## Work to complete
Please report every line from the material that contains the word "name".

## Data rows
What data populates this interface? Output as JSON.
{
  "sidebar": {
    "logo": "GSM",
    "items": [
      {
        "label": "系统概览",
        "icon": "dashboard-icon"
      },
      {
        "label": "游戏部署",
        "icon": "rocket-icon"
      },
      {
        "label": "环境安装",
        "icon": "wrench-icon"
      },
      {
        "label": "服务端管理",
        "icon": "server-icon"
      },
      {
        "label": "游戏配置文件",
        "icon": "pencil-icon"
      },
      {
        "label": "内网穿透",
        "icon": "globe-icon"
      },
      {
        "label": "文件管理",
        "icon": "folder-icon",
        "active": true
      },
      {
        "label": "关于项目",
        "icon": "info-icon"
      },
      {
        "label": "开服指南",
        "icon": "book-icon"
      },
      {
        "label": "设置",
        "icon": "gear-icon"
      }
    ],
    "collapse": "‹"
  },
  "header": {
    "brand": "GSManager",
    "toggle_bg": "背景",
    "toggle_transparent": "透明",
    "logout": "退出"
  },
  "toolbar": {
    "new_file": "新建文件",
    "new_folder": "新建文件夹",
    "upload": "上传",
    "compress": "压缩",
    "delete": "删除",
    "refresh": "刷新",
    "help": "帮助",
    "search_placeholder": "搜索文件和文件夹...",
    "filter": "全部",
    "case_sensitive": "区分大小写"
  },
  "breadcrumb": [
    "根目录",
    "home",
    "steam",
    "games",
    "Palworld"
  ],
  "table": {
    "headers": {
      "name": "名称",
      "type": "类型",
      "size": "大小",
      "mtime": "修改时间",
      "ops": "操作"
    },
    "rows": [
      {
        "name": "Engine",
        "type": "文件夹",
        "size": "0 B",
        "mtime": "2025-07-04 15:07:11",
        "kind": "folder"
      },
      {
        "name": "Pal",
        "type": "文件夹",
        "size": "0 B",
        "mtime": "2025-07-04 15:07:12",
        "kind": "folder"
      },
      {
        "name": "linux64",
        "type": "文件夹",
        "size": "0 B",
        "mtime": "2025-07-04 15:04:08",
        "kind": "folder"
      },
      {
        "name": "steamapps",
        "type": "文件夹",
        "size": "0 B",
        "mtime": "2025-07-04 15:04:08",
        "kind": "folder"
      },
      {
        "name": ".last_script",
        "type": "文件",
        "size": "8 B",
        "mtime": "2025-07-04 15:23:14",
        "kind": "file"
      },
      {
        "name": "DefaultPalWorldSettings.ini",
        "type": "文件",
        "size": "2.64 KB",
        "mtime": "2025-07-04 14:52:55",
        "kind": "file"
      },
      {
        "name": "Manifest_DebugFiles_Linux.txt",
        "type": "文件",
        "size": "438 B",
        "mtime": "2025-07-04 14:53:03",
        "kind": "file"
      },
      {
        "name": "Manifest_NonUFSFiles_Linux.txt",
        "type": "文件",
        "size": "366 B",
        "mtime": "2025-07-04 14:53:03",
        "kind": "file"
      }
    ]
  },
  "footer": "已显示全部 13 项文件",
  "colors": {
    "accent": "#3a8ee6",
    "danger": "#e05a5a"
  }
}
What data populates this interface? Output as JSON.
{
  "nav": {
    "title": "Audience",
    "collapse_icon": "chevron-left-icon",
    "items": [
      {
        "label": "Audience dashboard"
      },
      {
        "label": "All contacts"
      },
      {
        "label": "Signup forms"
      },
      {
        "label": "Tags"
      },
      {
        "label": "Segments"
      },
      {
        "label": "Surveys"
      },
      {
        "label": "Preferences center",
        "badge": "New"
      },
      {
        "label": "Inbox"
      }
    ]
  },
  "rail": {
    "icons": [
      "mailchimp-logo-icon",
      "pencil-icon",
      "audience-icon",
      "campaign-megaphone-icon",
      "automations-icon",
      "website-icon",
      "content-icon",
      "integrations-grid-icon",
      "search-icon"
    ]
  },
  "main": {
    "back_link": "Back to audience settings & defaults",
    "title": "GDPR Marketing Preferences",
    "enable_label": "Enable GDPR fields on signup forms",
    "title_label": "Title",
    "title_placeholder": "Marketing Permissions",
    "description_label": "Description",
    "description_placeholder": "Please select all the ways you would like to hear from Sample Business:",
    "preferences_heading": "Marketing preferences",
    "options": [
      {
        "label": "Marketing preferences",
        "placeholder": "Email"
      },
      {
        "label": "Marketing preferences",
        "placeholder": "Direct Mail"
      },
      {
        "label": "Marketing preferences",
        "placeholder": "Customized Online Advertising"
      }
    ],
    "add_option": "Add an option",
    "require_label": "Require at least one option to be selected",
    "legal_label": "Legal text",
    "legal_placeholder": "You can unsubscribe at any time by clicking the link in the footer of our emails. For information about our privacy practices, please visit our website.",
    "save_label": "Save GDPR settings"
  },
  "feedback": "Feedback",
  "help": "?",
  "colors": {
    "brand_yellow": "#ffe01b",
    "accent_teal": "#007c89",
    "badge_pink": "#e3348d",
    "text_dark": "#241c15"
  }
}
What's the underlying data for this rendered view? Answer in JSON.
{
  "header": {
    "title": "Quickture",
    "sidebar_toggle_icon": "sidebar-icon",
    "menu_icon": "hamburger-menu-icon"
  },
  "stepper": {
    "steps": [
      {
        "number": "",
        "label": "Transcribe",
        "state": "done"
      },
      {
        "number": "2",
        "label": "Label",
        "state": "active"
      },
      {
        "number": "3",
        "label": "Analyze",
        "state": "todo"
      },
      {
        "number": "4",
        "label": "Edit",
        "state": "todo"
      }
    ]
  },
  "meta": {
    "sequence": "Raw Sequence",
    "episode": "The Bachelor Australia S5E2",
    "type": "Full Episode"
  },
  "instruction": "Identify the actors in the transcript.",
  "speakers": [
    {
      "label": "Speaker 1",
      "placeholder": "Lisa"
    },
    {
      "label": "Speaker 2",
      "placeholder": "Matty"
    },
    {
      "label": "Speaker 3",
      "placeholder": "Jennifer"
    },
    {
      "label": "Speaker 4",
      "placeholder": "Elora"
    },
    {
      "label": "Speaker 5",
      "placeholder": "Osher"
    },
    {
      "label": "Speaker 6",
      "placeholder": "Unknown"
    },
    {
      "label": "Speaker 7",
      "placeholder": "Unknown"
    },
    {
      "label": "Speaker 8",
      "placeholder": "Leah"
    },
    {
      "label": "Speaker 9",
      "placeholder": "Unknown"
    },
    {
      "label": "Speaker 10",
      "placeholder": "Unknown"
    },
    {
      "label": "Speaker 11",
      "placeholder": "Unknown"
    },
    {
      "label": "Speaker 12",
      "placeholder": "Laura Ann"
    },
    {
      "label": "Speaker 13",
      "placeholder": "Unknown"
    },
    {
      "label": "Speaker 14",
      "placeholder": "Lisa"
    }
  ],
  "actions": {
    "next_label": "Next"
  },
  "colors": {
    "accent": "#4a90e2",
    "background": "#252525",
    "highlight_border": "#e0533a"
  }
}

## Task output
      "name": "名称",
        "name": "Engine",
        "name": "Pal",
        "name": "linux64",
        "name": "steamapps",
        "name": ".last_script",
        "name": "DefaultPalWorldSettings.ini",
        "name": "Manifest_DebugFiles_Linux.txt",
        "name": "Manifest_NonUFSFiles_Linux.txt",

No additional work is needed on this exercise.